[Start INPUT]
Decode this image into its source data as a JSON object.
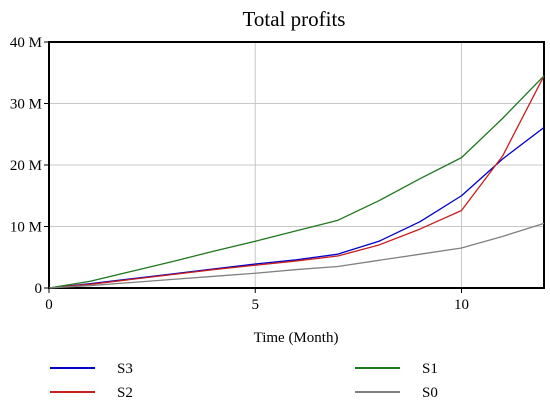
{
  "chart_data": {
    "type": "line",
    "title": "Total profits",
    "xlabel": "Time (Month)",
    "ylabel": "",
    "xlim": [
      0,
      12
    ],
    "ylim": [
      0,
      40
    ],
    "x_ticks": [
      0,
      5,
      10
    ],
    "x_tick_labels": [
      "0",
      "5",
      "10"
    ],
    "y_ticks": [
      0,
      10,
      20,
      30,
      40
    ],
    "y_tick_labels": [
      "0",
      "10 M",
      "20 M",
      "30 M",
      "40 M"
    ],
    "grid": true,
    "legend_position": "bottom",
    "x": [
      0,
      1,
      2,
      3,
      4,
      5,
      6,
      7,
      8,
      9,
      10,
      11,
      12
    ],
    "series": [
      {
        "name": "S3",
        "color": "#0000c8",
        "values": [
          0,
          0.7,
          1.5,
          2.3,
          3.1,
          3.9,
          4.6,
          5.5,
          7.6,
          10.8,
          15.0,
          21.0,
          26.1
        ]
      },
      {
        "name": "S2",
        "color": "#c81e1e",
        "values": [
          0,
          0.6,
          1.4,
          2.2,
          3.0,
          3.7,
          4.4,
          5.2,
          7.0,
          9.6,
          12.6,
          21.5,
          34.5
        ]
      },
      {
        "name": "S1",
        "color": "#1e781e",
        "values": [
          0,
          1.1,
          2.7,
          4.3,
          6.0,
          7.6,
          9.3,
          11.0,
          14.2,
          17.8,
          21.2,
          27.6,
          34.5
        ]
      },
      {
        "name": "S0",
        "color": "#808080",
        "values": [
          0,
          0.4,
          0.9,
          1.4,
          1.9,
          2.4,
          3.0,
          3.5,
          4.5,
          5.5,
          6.5,
          8.4,
          10.5
        ]
      }
    ]
  }
}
[End INPUT]
WORK TO BE COMPLETED >> Exactly reproduce the entries above, minus the pictures.

ANSWER TO THIS PROBLEM >>
Decode this image into its source data as a JSON object.
{
  "chart_data": {
    "type": "line",
    "title": "Total profits",
    "xlabel": "Time (Month)",
    "ylabel": "",
    "xlim": [
      0,
      12
    ],
    "ylim": [
      0,
      40
    ],
    "x_ticks": [
      0,
      5,
      10
    ],
    "x_tick_labels": [
      "0",
      "5",
      "10"
    ],
    "y_ticks": [
      0,
      10,
      20,
      30,
      40
    ],
    "y_tick_labels": [
      "0",
      "10 M",
      "20 M",
      "30 M",
      "40 M"
    ],
    "grid": true,
    "legend_position": "bottom",
    "x": [
      0,
      1,
      2,
      3,
      4,
      5,
      6,
      7,
      8,
      9,
      10,
      11,
      12
    ],
    "series": [
      {
        "name": "S3",
        "color": "#0000c8",
        "values": [
          0,
          0.7,
          1.5,
          2.3,
          3.1,
          3.9,
          4.6,
          5.5,
          7.6,
          10.8,
          15.0,
          21.0,
          26.1
        ]
      },
      {
        "name": "S2",
        "color": "#c81e1e",
        "values": [
          0,
          0.6,
          1.4,
          2.2,
          3.0,
          3.7,
          4.4,
          5.2,
          7.0,
          9.6,
          12.6,
          21.5,
          34.5
        ]
      },
      {
        "name": "S1",
        "color": "#1e781e",
        "values": [
          0,
          1.1,
          2.7,
          4.3,
          6.0,
          7.6,
          9.3,
          11.0,
          14.2,
          17.8,
          21.2,
          27.6,
          34.5
        ]
      },
      {
        "name": "S0",
        "color": "#808080",
        "values": [
          0,
          0.4,
          0.9,
          1.4,
          1.9,
          2.4,
          3.0,
          3.5,
          4.5,
          5.5,
          6.5,
          8.4,
          10.5
        ]
      }
    ]
  }
}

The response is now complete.